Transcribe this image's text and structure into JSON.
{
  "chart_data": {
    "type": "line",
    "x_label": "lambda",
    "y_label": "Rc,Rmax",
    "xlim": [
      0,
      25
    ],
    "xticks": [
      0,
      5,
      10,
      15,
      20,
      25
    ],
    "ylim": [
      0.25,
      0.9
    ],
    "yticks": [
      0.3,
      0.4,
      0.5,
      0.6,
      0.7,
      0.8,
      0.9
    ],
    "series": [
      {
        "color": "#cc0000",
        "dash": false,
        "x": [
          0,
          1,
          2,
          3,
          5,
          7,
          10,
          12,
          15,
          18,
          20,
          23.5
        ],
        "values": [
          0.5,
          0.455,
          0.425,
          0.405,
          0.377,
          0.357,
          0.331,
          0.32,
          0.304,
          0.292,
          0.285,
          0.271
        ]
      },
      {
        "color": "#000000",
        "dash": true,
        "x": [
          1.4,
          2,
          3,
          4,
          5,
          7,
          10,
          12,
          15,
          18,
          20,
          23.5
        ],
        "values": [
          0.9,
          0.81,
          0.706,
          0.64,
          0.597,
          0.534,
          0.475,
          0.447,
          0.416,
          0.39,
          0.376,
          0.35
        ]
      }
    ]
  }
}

JOB:
Write the entire listing out again, word for word.

ANSWER FOR THIS EXERCISE:
Transcribe this image's text and structure into JSON.
{
  "chart_data": {
    "type": "line",
    "x_label": "lambda",
    "y_label": "Rc,Rmax",
    "xlim": [
      0,
      25
    ],
    "xticks": [
      0,
      5,
      10,
      15,
      20,
      25
    ],
    "ylim": [
      0.25,
      0.9
    ],
    "yticks": [
      0.3,
      0.4,
      0.5,
      0.6,
      0.7,
      0.8,
      0.9
    ],
    "series": [
      {
        "color": "#cc0000",
        "dash": false,
        "x": [
          0,
          1,
          2,
          3,
          5,
          7,
          10,
          12,
          15,
          18,
          20,
          23.5
        ],
        "values": [
          0.5,
          0.455,
          0.425,
          0.405,
          0.377,
          0.357,
          0.331,
          0.32,
          0.304,
          0.292,
          0.285,
          0.271
        ]
      },
      {
        "color": "#000000",
        "dash": true,
        "x": [
          1.4,
          2,
          3,
          4,
          5,
          7,
          10,
          12,
          15,
          18,
          20,
          23.5
        ],
        "values": [
          0.9,
          0.81,
          0.706,
          0.64,
          0.597,
          0.534,
          0.475,
          0.447,
          0.416,
          0.39,
          0.376,
          0.35
        ]
      }
    ]
  }
}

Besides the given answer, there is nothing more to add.